— begin —

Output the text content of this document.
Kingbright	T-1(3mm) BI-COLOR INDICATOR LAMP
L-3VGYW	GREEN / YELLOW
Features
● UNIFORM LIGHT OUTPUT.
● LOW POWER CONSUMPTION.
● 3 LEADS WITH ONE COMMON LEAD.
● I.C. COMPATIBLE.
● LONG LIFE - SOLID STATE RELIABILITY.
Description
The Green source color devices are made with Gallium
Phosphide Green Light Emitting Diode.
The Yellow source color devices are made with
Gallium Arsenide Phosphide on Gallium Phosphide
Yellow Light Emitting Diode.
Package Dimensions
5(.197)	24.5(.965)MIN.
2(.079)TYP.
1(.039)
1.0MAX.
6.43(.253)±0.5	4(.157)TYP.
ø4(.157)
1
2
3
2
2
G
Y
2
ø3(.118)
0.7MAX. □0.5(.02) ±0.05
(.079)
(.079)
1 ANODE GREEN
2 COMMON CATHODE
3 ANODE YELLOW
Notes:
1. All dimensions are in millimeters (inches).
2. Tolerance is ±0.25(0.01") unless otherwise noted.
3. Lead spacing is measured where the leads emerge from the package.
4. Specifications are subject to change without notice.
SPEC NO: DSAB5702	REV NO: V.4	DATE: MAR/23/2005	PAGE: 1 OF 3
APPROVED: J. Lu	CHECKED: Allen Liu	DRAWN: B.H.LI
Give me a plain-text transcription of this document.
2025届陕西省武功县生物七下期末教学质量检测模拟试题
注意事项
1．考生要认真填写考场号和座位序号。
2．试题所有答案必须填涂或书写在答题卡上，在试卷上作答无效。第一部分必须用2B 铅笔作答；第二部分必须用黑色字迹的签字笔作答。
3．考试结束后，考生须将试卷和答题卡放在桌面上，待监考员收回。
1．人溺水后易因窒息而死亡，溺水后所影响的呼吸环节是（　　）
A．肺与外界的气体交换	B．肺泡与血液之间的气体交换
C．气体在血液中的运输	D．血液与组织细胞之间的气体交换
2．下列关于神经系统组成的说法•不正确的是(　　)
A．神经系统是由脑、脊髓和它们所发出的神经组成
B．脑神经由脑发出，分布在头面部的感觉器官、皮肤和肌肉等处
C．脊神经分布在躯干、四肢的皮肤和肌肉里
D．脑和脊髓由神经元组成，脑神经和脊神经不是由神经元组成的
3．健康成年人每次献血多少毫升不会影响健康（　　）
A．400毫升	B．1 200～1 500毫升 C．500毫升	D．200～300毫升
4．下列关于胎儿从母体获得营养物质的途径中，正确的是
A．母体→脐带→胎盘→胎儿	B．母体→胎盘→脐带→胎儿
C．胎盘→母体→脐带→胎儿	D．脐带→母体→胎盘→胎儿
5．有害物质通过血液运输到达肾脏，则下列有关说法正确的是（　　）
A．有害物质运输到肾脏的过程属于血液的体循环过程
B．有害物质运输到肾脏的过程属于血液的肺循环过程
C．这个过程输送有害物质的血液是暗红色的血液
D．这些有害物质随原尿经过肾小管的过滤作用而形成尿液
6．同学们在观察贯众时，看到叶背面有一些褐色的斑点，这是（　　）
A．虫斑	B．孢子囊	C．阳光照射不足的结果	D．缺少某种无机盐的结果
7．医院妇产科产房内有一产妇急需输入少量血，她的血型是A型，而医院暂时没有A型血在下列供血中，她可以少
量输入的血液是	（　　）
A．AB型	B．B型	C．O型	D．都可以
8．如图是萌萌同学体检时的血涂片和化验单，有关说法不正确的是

— end —

▶ **WORK REQUIRED**
Read the entries and show each line that mentions "Phosphide".

▶ **OUTPUT OF THE EXERCISE**
Phosphide Green Light Emitting Diode.
Gallium Arsenide Phosphide on Gallium Phosphide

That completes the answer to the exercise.